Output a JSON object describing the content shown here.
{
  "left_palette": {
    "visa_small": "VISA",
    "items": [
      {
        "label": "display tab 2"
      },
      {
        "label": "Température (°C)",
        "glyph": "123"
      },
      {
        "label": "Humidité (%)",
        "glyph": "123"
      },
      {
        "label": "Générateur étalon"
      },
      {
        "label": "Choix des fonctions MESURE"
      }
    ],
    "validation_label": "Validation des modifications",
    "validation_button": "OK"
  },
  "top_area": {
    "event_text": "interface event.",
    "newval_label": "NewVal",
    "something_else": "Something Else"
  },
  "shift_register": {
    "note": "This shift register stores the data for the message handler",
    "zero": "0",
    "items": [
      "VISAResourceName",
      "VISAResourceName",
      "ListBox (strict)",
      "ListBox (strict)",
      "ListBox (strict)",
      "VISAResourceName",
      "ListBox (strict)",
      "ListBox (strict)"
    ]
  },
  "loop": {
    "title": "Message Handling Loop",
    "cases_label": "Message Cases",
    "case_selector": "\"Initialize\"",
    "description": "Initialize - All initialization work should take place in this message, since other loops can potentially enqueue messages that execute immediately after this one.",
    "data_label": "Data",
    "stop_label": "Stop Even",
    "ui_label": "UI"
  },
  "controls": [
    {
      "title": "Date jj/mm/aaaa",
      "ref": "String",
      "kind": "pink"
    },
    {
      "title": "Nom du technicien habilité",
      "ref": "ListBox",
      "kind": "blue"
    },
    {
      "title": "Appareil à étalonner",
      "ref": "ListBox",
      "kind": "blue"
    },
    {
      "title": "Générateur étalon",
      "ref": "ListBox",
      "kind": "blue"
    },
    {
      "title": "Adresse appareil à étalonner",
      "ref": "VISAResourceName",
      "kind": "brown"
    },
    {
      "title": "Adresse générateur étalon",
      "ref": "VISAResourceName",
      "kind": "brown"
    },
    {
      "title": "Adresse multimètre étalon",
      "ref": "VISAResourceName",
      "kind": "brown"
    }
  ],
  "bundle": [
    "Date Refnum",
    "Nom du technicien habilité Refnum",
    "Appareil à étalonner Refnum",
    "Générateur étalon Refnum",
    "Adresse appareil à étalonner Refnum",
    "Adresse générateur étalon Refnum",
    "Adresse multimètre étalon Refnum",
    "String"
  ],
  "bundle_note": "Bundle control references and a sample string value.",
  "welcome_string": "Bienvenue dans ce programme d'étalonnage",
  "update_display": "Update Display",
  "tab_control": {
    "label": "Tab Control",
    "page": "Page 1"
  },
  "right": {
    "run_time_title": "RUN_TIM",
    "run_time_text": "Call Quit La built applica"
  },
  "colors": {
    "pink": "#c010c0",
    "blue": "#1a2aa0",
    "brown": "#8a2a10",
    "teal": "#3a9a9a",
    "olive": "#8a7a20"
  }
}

*Problem description*: Among the entries above, how many lines include the word "technicien"? Reply with the number only.

*Exercise answer*: 2